EXERCISE GOAL:
With no omissions, write out every record given below.
START EXTRACTED ENTRIES
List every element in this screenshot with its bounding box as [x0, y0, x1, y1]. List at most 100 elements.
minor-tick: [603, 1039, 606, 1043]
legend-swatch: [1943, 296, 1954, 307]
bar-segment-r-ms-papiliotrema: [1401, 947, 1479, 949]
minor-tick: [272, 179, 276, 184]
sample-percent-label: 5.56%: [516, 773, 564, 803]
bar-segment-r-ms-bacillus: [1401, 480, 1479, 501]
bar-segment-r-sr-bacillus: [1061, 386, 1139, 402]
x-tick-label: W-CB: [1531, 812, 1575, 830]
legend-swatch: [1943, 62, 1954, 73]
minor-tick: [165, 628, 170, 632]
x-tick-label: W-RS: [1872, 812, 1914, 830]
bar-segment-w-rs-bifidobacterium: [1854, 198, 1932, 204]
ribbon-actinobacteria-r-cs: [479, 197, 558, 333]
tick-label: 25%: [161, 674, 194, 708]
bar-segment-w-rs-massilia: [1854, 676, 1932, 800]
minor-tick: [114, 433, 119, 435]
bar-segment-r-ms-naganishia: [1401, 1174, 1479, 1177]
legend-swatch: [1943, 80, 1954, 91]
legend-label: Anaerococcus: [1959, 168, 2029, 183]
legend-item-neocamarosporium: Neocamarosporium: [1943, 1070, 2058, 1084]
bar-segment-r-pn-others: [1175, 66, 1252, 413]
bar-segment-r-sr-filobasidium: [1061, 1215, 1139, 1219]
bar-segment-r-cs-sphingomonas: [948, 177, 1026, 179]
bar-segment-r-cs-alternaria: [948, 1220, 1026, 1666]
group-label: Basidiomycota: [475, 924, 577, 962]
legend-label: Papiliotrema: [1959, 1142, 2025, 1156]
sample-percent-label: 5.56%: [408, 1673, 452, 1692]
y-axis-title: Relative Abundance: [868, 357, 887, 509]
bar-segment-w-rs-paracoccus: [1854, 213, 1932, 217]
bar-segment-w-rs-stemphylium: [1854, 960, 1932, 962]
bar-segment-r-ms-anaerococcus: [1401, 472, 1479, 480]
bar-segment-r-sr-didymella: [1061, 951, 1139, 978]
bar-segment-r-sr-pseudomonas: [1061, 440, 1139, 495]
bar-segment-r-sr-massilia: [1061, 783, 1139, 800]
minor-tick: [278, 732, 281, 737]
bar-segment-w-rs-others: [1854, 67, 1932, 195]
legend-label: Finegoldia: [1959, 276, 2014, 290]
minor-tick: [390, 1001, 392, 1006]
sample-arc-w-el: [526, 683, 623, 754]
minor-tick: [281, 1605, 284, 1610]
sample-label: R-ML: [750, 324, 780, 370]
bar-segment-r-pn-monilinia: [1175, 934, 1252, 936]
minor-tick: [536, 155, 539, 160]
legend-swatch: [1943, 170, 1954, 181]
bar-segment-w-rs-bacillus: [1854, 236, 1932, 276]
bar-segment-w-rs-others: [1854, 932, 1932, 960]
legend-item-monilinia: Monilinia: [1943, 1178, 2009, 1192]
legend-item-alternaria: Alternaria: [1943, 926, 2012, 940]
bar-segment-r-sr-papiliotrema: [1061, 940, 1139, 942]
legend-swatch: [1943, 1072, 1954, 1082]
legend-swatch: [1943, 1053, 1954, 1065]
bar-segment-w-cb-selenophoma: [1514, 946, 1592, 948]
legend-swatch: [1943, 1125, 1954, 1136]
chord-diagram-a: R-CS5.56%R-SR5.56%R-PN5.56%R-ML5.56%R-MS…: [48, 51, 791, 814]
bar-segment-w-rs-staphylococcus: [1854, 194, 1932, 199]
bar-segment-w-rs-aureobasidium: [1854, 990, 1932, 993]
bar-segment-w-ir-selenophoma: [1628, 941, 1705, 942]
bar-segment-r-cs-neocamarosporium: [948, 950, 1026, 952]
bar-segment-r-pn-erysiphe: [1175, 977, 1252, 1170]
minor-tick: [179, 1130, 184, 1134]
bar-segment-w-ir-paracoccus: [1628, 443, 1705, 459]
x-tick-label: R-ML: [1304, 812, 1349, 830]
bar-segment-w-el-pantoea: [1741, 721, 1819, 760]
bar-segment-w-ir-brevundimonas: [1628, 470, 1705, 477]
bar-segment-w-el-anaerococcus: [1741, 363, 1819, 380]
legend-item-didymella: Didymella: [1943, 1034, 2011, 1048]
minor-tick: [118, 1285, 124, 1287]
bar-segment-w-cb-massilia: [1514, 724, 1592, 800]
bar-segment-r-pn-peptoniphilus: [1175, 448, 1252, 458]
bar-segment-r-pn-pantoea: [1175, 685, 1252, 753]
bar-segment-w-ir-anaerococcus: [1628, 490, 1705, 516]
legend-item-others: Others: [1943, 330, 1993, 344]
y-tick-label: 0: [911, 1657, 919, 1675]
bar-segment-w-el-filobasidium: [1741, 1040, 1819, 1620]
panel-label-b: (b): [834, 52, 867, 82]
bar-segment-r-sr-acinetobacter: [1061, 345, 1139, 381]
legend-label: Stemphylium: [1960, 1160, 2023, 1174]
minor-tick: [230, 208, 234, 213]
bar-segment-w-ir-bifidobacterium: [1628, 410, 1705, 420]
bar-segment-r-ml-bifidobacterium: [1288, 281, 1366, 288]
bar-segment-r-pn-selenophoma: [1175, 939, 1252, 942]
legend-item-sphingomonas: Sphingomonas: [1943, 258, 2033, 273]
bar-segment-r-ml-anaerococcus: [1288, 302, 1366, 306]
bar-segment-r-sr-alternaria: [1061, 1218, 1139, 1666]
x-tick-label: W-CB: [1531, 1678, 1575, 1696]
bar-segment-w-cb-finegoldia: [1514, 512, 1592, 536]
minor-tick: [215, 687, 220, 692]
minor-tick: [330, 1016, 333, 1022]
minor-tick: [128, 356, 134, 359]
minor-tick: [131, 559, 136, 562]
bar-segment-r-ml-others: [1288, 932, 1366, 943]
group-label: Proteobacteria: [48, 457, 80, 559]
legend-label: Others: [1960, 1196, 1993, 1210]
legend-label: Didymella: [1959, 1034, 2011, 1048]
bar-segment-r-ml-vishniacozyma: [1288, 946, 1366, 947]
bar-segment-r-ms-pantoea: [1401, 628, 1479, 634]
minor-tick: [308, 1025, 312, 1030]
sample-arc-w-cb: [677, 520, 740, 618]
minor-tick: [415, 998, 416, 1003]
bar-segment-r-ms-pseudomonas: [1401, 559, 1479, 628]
END EXTRACTED ENTRIES
FINAL ANSWER:
List every element in this screenshot with its bounding box as [x0, y0, x1, y1]. List at most 100 elements.
minor-tick: [603, 1039, 606, 1043]
legend-swatch: [1943, 296, 1954, 307]
bar-segment-r-ms-papiliotrema: [1401, 947, 1479, 949]
minor-tick: [272, 179, 276, 184]
sample-percent-label: 5.56%: [516, 773, 564, 803]
bar-segment-r-ms-bacillus: [1401, 480, 1479, 501]
bar-segment-r-sr-bacillus: [1061, 386, 1139, 402]
x-tick-label: W-CB: [1531, 812, 1575, 830]
legend-swatch: [1943, 62, 1954, 73]
minor-tick: [165, 628, 170, 632]
x-tick-label: W-RS: [1872, 812, 1914, 830]
bar-segment-w-rs-bifidobacterium: [1854, 198, 1932, 204]
ribbon-actinobacteria-r-cs: [479, 197, 558, 333]
tick-label: 25%: [161, 674, 194, 708]
bar-segment-w-rs-massilia: [1854, 676, 1932, 800]
minor-tick: [114, 433, 119, 435]
bar-segment-r-ms-naganishia: [1401, 1174, 1479, 1177]
legend-swatch: [1943, 80, 1954, 91]
legend-label: Anaerococcus: [1959, 168, 2029, 183]
legend-item-neocamarosporium: Neocamarosporium: [1943, 1070, 2058, 1084]
bar-segment-r-pn-others: [1175, 66, 1252, 413]
bar-segment-r-sr-filobasidium: [1061, 1215, 1139, 1219]
bar-segment-r-cs-sphingomonas: [948, 177, 1026, 179]
bar-segment-r-cs-alternaria: [948, 1220, 1026, 1666]
group-label: Basidiomycota: [475, 924, 577, 962]
legend-label: Papiliotrema: [1959, 1142, 2025, 1156]
sample-percent-label: 5.56%: [408, 1673, 452, 1692]
y-axis-title: Relative Abundance: [868, 357, 887, 509]
bar-segment-w-rs-paracoccus: [1854, 213, 1932, 217]
bar-segment-w-rs-stemphylium: [1854, 960, 1932, 962]
bar-segment-r-ms-anaerococcus: [1401, 472, 1479, 480]
bar-segment-r-sr-didymella: [1061, 951, 1139, 978]
bar-segment-r-sr-pseudomonas: [1061, 440, 1139, 495]
bar-segment-r-sr-massilia: [1061, 783, 1139, 800]
minor-tick: [278, 732, 281, 737]
bar-segment-w-rs-others: [1854, 67, 1932, 195]
legend-label: Finegoldia: [1959, 276, 2014, 290]
minor-tick: [390, 1001, 392, 1006]
sample-arc-w-el: [526, 683, 623, 754]
minor-tick: [281, 1605, 284, 1610]
sample-label: R-ML: [750, 324, 780, 370]
bar-segment-r-pn-monilinia: [1175, 934, 1252, 936]
minor-tick: [536, 155, 539, 160]
legend-swatch: [1943, 170, 1954, 181]
bar-segment-w-rs-bacillus: [1854, 236, 1932, 276]
bar-segment-w-rs-others: [1854, 932, 1932, 960]
legend-item-monilinia: Monilinia: [1943, 1178, 2009, 1192]
legend-item-alternaria: Alternaria: [1943, 926, 2012, 940]
bar-segment-r-sr-papiliotrema: [1061, 940, 1139, 942]
legend-swatch: [1943, 1072, 1954, 1082]
legend-swatch: [1943, 1053, 1954, 1065]
bar-segment-w-cb-selenophoma: [1514, 946, 1592, 948]
legend-swatch: [1943, 1125, 1954, 1136]
chord-diagram-a: R-CS5.56%R-SR5.56%R-PN5.56%R-ML5.56%R-MS…: [48, 51, 791, 814]
bar-segment-w-rs-staphylococcus: [1854, 194, 1932, 199]
bar-segment-w-rs-aureobasidium: [1854, 990, 1932, 993]
bar-segment-w-ir-selenophoma: [1628, 941, 1705, 942]
bar-segment-r-cs-neocamarosporium: [948, 950, 1026, 952]
bar-segment-r-pn-erysiphe: [1175, 977, 1252, 1170]
minor-tick: [179, 1130, 184, 1134]
bar-segment-w-ir-paracoccus: [1628, 443, 1705, 459]
x-tick-label: R-ML: [1304, 812, 1349, 830]
bar-segment-w-el-pantoea: [1741, 721, 1819, 760]
bar-segment-w-ir-brevundimonas: [1628, 470, 1705, 477]
bar-segment-w-el-anaerococcus: [1741, 363, 1819, 380]
legend-item-didymella: Didymella: [1943, 1034, 2011, 1048]
minor-tick: [118, 1285, 124, 1287]
bar-segment-w-cb-massilia: [1514, 724, 1592, 800]
bar-segment-r-pn-peptoniphilus: [1175, 448, 1252, 458]
bar-segment-r-pn-pantoea: [1175, 685, 1252, 753]
bar-segment-w-ir-anaerococcus: [1628, 490, 1705, 516]
legend-item-others: Others: [1943, 330, 1993, 344]
y-tick-label: 0: [911, 1657, 919, 1675]
bar-segment-w-el-filobasidium: [1741, 1040, 1819, 1620]
panel-label-b: (b): [834, 52, 867, 82]
bar-segment-r-sr-acinetobacter: [1061, 345, 1139, 381]
legend-label: Stemphylium: [1960, 1160, 2023, 1174]
minor-tick: [230, 208, 234, 213]
bar-segment-w-ir-bifidobacterium: [1628, 410, 1705, 420]
bar-segment-r-ml-bifidobacterium: [1288, 281, 1366, 288]
bar-segment-r-pn-selenophoma: [1175, 939, 1252, 942]
legend-item-sphingomonas: Sphingomonas: [1943, 258, 2033, 273]
bar-segment-r-ml-anaerococcus: [1288, 302, 1366, 306]
bar-segment-r-sr-alternaria: [1061, 1218, 1139, 1666]
x-tick-label: W-CB: [1531, 1678, 1575, 1696]
bar-segment-w-cb-finegoldia: [1514, 512, 1592, 536]
minor-tick: [215, 687, 220, 692]
minor-tick: [330, 1016, 333, 1022]
minor-tick: [128, 356, 134, 359]
minor-tick: [131, 559, 136, 562]
bar-segment-r-ml-others: [1288, 932, 1366, 943]
group-label: Proteobacteria: [48, 457, 80, 559]
legend-label: Others: [1960, 1196, 1993, 1210]
legend-label: Didymella: [1959, 1034, 2011, 1048]
bar-segment-r-ml-vishniacozyma: [1288, 946, 1366, 947]
bar-segment-r-ms-pantoea: [1401, 628, 1479, 634]
minor-tick: [308, 1025, 312, 1030]
sample-arc-w-cb: [677, 520, 740, 618]
minor-tick: [415, 998, 416, 1003]
bar-segment-r-ms-pseudomonas: [1401, 559, 1479, 628]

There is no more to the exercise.